Write out all records as given; omit images.

### INPUT RECORDS
[start]
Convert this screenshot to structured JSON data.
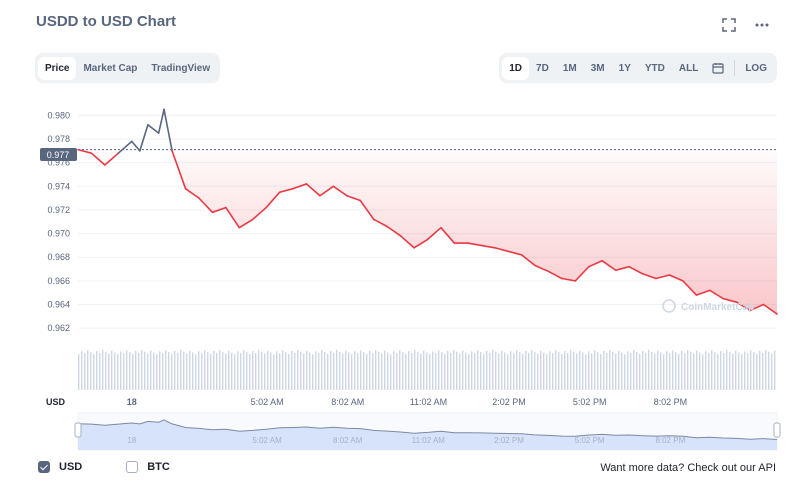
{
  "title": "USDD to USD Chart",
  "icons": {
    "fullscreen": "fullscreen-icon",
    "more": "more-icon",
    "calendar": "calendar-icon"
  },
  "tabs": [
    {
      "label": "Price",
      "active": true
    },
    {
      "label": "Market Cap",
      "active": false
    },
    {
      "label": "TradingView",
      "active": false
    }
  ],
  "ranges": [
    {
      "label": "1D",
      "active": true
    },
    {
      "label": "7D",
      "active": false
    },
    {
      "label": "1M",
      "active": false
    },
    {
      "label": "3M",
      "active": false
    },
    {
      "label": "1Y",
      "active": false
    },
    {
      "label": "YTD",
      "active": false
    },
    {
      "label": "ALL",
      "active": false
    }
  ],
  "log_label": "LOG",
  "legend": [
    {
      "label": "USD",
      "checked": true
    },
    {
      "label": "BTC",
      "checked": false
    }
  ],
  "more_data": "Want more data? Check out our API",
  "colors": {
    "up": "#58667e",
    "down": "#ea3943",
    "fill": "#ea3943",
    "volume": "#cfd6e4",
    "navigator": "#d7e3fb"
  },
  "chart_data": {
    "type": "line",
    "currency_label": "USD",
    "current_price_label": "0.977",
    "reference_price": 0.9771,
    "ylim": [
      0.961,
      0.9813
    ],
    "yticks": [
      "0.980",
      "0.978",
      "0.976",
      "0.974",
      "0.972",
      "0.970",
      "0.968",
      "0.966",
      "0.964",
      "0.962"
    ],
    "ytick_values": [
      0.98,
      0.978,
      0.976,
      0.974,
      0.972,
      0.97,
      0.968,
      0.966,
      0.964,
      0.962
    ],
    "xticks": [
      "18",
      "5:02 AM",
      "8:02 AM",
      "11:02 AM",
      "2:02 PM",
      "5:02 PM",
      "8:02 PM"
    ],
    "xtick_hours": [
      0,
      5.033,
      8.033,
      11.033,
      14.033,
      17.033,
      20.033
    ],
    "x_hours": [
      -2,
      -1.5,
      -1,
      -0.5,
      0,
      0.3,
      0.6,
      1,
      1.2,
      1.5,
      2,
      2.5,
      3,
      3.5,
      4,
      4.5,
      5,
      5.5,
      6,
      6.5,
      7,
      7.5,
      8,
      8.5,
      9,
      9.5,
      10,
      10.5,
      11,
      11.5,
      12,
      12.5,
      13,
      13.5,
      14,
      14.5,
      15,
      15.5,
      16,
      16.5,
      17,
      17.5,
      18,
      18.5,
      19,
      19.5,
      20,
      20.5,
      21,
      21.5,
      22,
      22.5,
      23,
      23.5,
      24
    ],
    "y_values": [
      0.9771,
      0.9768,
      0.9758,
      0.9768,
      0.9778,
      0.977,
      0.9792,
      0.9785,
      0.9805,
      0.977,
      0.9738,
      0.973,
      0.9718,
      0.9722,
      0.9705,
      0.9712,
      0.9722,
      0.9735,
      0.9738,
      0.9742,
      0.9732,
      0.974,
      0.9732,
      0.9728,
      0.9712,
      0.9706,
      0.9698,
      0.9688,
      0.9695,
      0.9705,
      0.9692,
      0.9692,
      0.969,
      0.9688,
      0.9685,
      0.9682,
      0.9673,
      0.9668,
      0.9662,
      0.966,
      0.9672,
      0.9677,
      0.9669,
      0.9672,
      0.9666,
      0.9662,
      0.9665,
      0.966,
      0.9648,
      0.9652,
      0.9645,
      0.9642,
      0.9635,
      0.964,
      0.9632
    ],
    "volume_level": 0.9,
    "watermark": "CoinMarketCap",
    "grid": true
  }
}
[end]
### COMPLETE OUTPUT
Convert this screenshot to structured JSON data.
{
  "title": "USDD to USD Chart",
  "icons": {
    "fullscreen": "fullscreen-icon",
    "more": "more-icon",
    "calendar": "calendar-icon"
  },
  "tabs": [
    {
      "label": "Price",
      "active": true
    },
    {
      "label": "Market Cap",
      "active": false
    },
    {
      "label": "TradingView",
      "active": false
    }
  ],
  "ranges": [
    {
      "label": "1D",
      "active": true
    },
    {
      "label": "7D",
      "active": false
    },
    {
      "label": "1M",
      "active": false
    },
    {
      "label": "3M",
      "active": false
    },
    {
      "label": "1Y",
      "active": false
    },
    {
      "label": "YTD",
      "active": false
    },
    {
      "label": "ALL",
      "active": false
    }
  ],
  "log_label": "LOG",
  "legend": [
    {
      "label": "USD",
      "checked": true
    },
    {
      "label": "BTC",
      "checked": false
    }
  ],
  "more_data": "Want more data? Check out our API",
  "colors": {
    "up": "#58667e",
    "down": "#ea3943",
    "fill": "#ea3943",
    "volume": "#cfd6e4",
    "navigator": "#d7e3fb"
  },
  "chart_data": {
    "type": "line",
    "currency_label": "USD",
    "current_price_label": "0.977",
    "reference_price": 0.9771,
    "ylim": [
      0.961,
      0.9813
    ],
    "yticks": [
      "0.980",
      "0.978",
      "0.976",
      "0.974",
      "0.972",
      "0.970",
      "0.968",
      "0.966",
      "0.964",
      "0.962"
    ],
    "ytick_values": [
      0.98,
      0.978,
      0.976,
      0.974,
      0.972,
      0.97,
      0.968,
      0.966,
      0.964,
      0.962
    ],
    "xticks": [
      "18",
      "5:02 AM",
      "8:02 AM",
      "11:02 AM",
      "2:02 PM",
      "5:02 PM",
      "8:02 PM"
    ],
    "xtick_hours": [
      0,
      5.033,
      8.033,
      11.033,
      14.033,
      17.033,
      20.033
    ],
    "x_hours": [
      -2,
      -1.5,
      -1,
      -0.5,
      0,
      0.3,
      0.6,
      1,
      1.2,
      1.5,
      2,
      2.5,
      3,
      3.5,
      4,
      4.5,
      5,
      5.5,
      6,
      6.5,
      7,
      7.5,
      8,
      8.5,
      9,
      9.5,
      10,
      10.5,
      11,
      11.5,
      12,
      12.5,
      13,
      13.5,
      14,
      14.5,
      15,
      15.5,
      16,
      16.5,
      17,
      17.5,
      18,
      18.5,
      19,
      19.5,
      20,
      20.5,
      21,
      21.5,
      22,
      22.5,
      23,
      23.5,
      24
    ],
    "y_values": [
      0.9771,
      0.9768,
      0.9758,
      0.9768,
      0.9778,
      0.977,
      0.9792,
      0.9785,
      0.9805,
      0.977,
      0.9738,
      0.973,
      0.9718,
      0.9722,
      0.9705,
      0.9712,
      0.9722,
      0.9735,
      0.9738,
      0.9742,
      0.9732,
      0.974,
      0.9732,
      0.9728,
      0.9712,
      0.9706,
      0.9698,
      0.9688,
      0.9695,
      0.9705,
      0.9692,
      0.9692,
      0.969,
      0.9688,
      0.9685,
      0.9682,
      0.9673,
      0.9668,
      0.9662,
      0.966,
      0.9672,
      0.9677,
      0.9669,
      0.9672,
      0.9666,
      0.9662,
      0.9665,
      0.966,
      0.9648,
      0.9652,
      0.9645,
      0.9642,
      0.9635,
      0.964,
      0.9632
    ],
    "volume_level": 0.9,
    "watermark": "CoinMarketCap",
    "grid": true
  }
}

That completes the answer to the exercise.